What you have to do: Keep only those lines of the records that include the string "image".

========================

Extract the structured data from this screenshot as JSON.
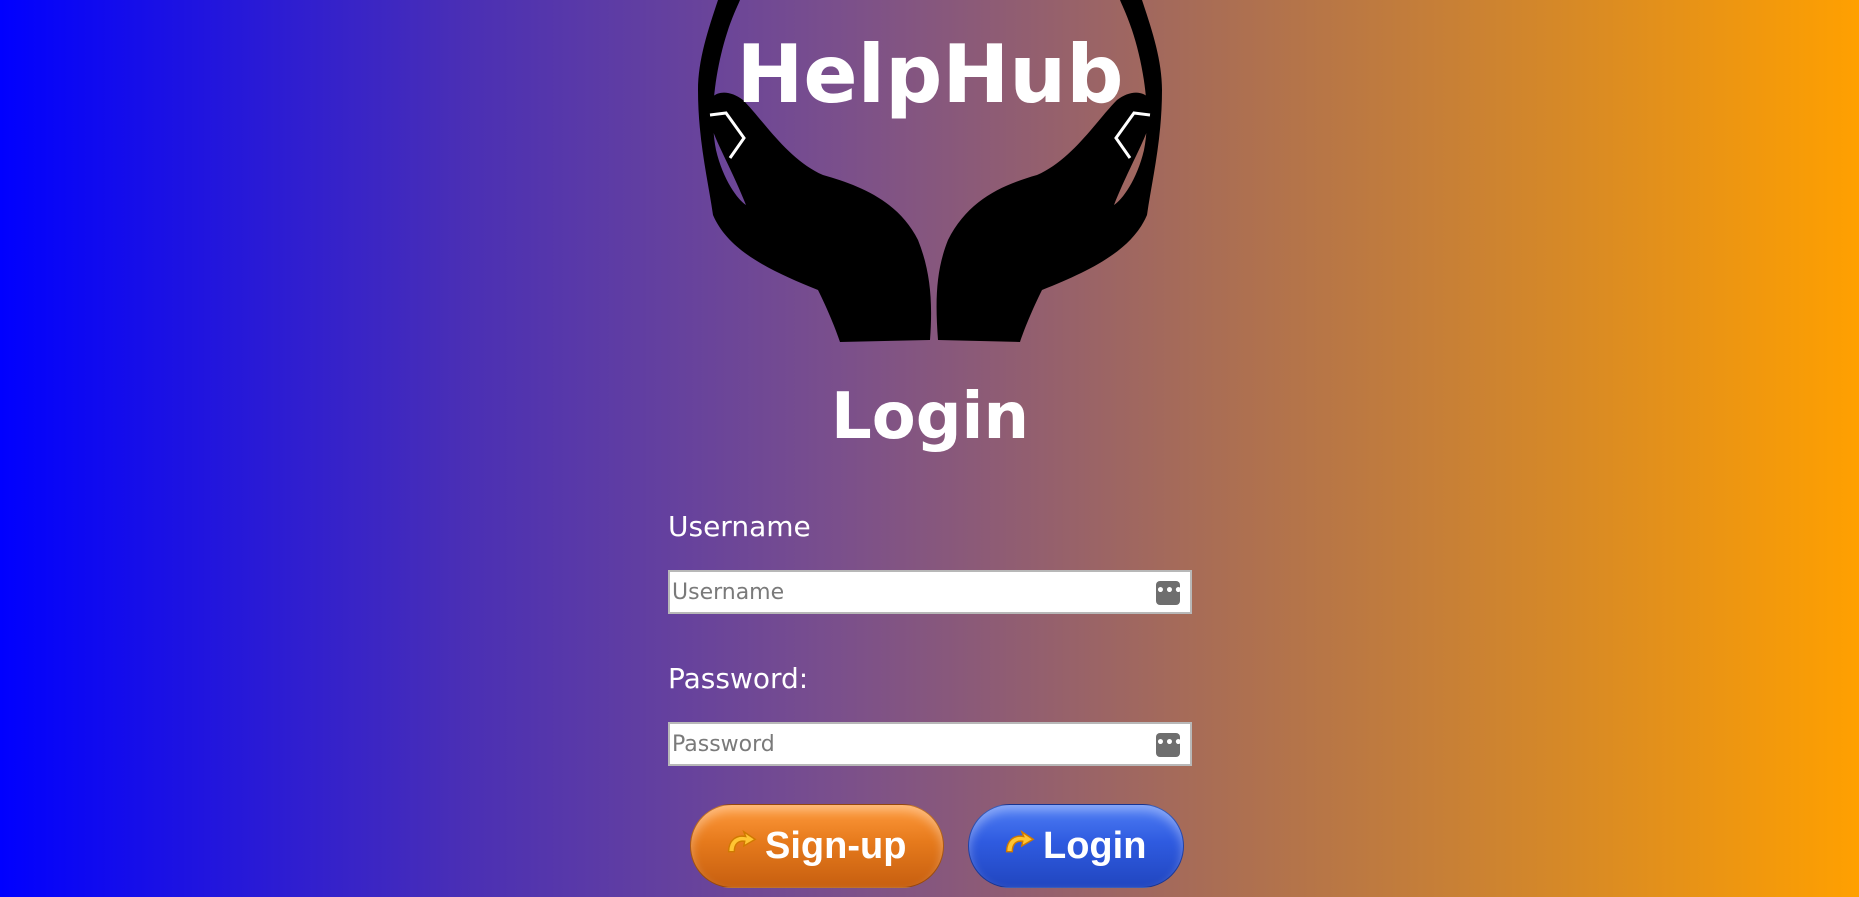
{
  "app": {
    "title": "HelpHub"
  },
  "page": {
    "heading": "Login"
  },
  "form": {
    "username_label": "Username",
    "username_placeholder": "Username",
    "username_value": "",
    "password_label": "Password:",
    "password_placeholder": "Password",
    "password_value": ""
  },
  "buttons": {
    "signup_label": "Sign-up",
    "login_label": "Login"
  },
  "colors": {
    "gradient_start": "#0000ff",
    "gradient_end": "#ffa000",
    "signup_button": "#e67a1c",
    "login_button": "#2f5be0",
    "logo_hands": "#000000"
  },
  "icons": {
    "logo": "cupped-hands-icon",
    "field_icon": "password-manager-icon",
    "button_icon": "curved-arrow-icon"
  }
}
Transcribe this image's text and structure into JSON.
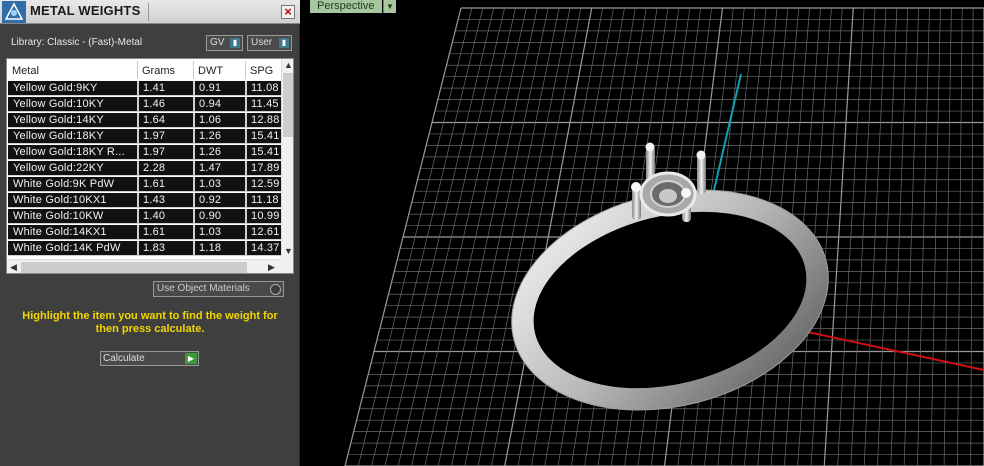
{
  "panel": {
    "title": "METAL WEIGHTS",
    "close_label": "×",
    "library_label": "Library: Classic - (Fast)-Metal",
    "gv_label": "GV",
    "user_label": "User",
    "columns": [
      "Metal",
      "Grams",
      "DWT",
      "SPG"
    ],
    "rows": [
      {
        "metal": "Yellow Gold:9KY",
        "grams": "1.41",
        "dwt": "0.91",
        "spg": "11.08"
      },
      {
        "metal": "Yellow Gold:10KY",
        "grams": "1.46",
        "dwt": "0.94",
        "spg": "11.45"
      },
      {
        "metal": "Yellow Gold:14KY",
        "grams": "1.64",
        "dwt": "1.06",
        "spg": "12.88"
      },
      {
        "metal": "Yellow Gold:18KY",
        "grams": "1.97",
        "dwt": "1.26",
        "spg": "15.41"
      },
      {
        "metal": "Yellow Gold:18KY R...",
        "grams": "1.97",
        "dwt": "1.26",
        "spg": "15.41"
      },
      {
        "metal": "Yellow Gold:22KY",
        "grams": "2.28",
        "dwt": "1.47",
        "spg": "17.89"
      },
      {
        "metal": "White Gold:9K PdW",
        "grams": "1.61",
        "dwt": "1.03",
        "spg": "12.59"
      },
      {
        "metal": "White Gold:10KX1",
        "grams": "1.43",
        "dwt": "0.92",
        "spg": "11.18"
      },
      {
        "metal": "White Gold:10KW",
        "grams": "1.40",
        "dwt": "0.90",
        "spg": "10.99"
      },
      {
        "metal": "White Gold:14KX1",
        "grams": "1.61",
        "dwt": "1.03",
        "spg": "12.61"
      },
      {
        "metal": "White Gold:14K PdW",
        "grams": "1.83",
        "dwt": "1.18",
        "spg": "14.37"
      }
    ],
    "use_object_materials": "Use Object Materials",
    "hint": "Highlight the item you want to find the weight for then press calculate.",
    "calculate_label": "Calculate"
  },
  "viewport": {
    "label": "Perspective"
  },
  "colors": {
    "hint_text": "#f2d600",
    "axis_x": "#d01010",
    "axis_z": "#10a0b0",
    "grid": "#6a6a6a",
    "calc_go": "#3c9a3c"
  },
  "icons": [
    "app-logo-icon",
    "close-icon",
    "dropdown-arrow-icon",
    "toggle-icon",
    "play-arrow-icon",
    "scroll-up-icon",
    "scroll-down-icon",
    "scroll-left-icon",
    "scroll-right-icon"
  ]
}
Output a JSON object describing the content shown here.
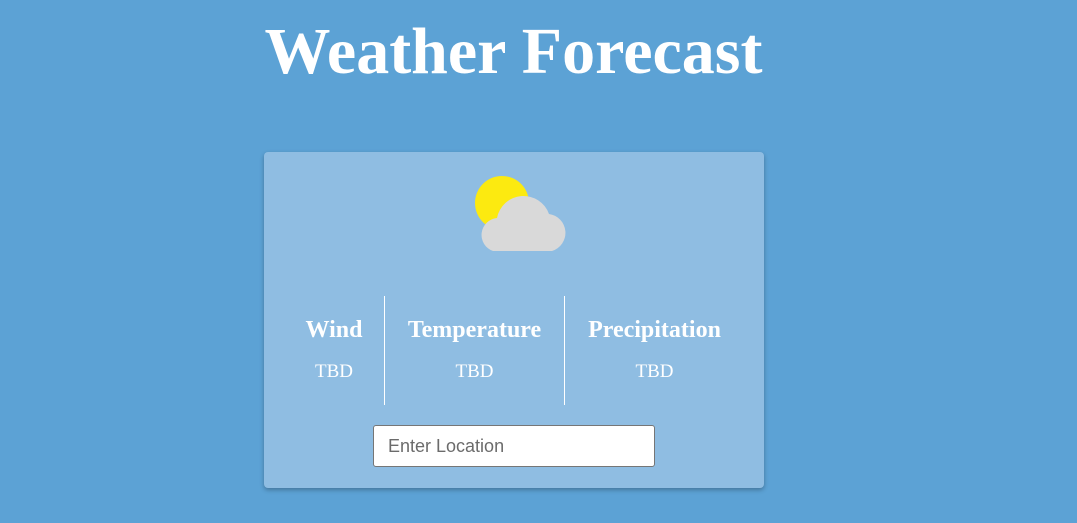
{
  "page": {
    "title": "Weather Forecast",
    "background_color": "#5ca2d5"
  },
  "card": {
    "background_color": "#8fbde2",
    "icon": "partly-cloudy-icon",
    "stats": [
      {
        "label": "Wind",
        "value": "TBD"
      },
      {
        "label": "Temperature",
        "value": "TBD"
      },
      {
        "label": "Precipitation",
        "value": "TBD"
      }
    ],
    "location_input": {
      "placeholder": "Enter Location",
      "value": ""
    }
  },
  "colors": {
    "sun": "#fcea10",
    "cloud": "#d9d9d9",
    "text": "#ffffff"
  }
}
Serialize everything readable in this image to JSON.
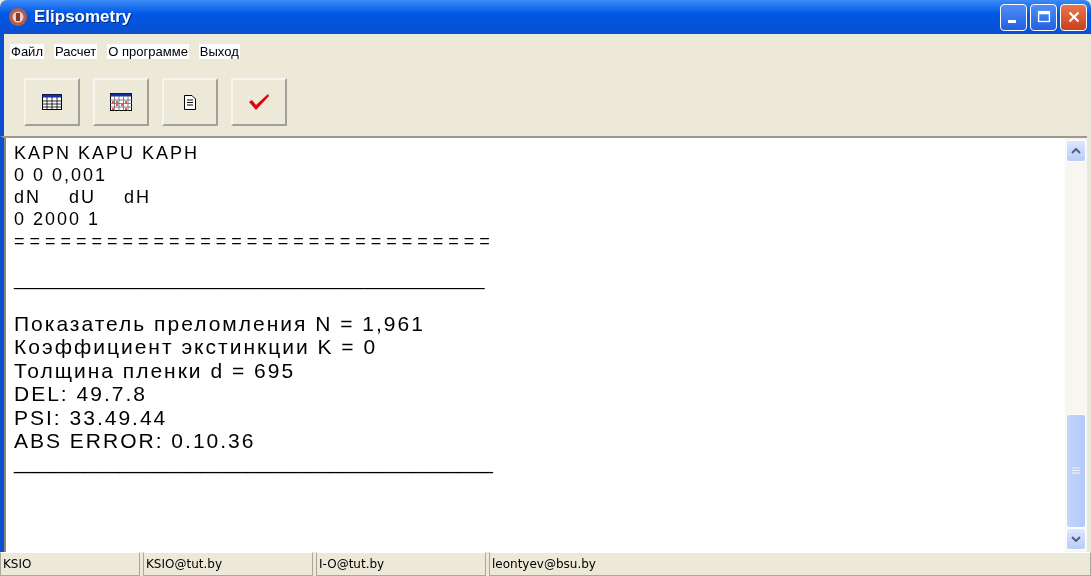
{
  "window": {
    "title": "Elipsometry"
  },
  "menu": [
    "Файл",
    "Расчет",
    "О программе",
    "Выход"
  ],
  "toolbar": [
    {
      "kind": "table"
    },
    {
      "kind": "calendar"
    },
    {
      "kind": "document"
    },
    {
      "kind": "check"
    }
  ],
  "output": {
    "header_lines": [
      "KAPN KAPU KAPH",
      "0 0 0,001",
      "dN    dU    dH",
      "0 2000 1",
      "===============================",
      "_______________________________________________"
    ],
    "result_lines": [
      "Показатель преломления N = 1,961",
      "Коэффициент экстинкции K = 0",
      "Толщина пленки d = 695",
      "DEL: 49.7.8",
      "PSI: 33.49.44",
      "ABS ERROR: 0.10.36",
      "_________________________________________"
    ]
  },
  "status_bar": [
    "KSIO",
    "KSIO@tut.by",
    "I-O@tut.by",
    "leontyev@bsu.by"
  ]
}
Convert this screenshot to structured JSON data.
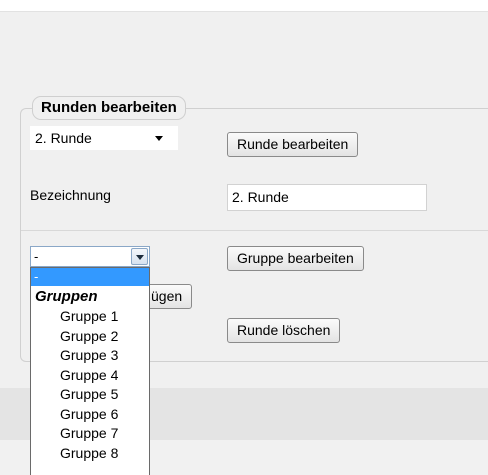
{
  "section": {
    "legend": "Runden bearbeiten"
  },
  "runde_select": {
    "value": "2. Runde"
  },
  "buttons": {
    "runde_bearbeiten": "Runde bearbeiten",
    "gruppe_bearbeiten": "Gruppe bearbeiten",
    "hinzufuegen_partial": "ügen",
    "runde_loeschen": "Runde löschen"
  },
  "bezeichnung": {
    "label": "Bezeichnung",
    "value": "2. Runde"
  },
  "gruppe_select": {
    "value": "-",
    "dropdown": {
      "selected_option": "-",
      "group_label": "Gruppen",
      "options": [
        "Gruppe 1",
        "Gruppe 2",
        "Gruppe 3",
        "Gruppe 4",
        "Gruppe 5",
        "Gruppe 6",
        "Gruppe 7",
        "Gruppe 8"
      ]
    }
  }
}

========================

Task answer:
Transcribe this image's text and structure into JSON.
Serialize everything readable in this image to JSON.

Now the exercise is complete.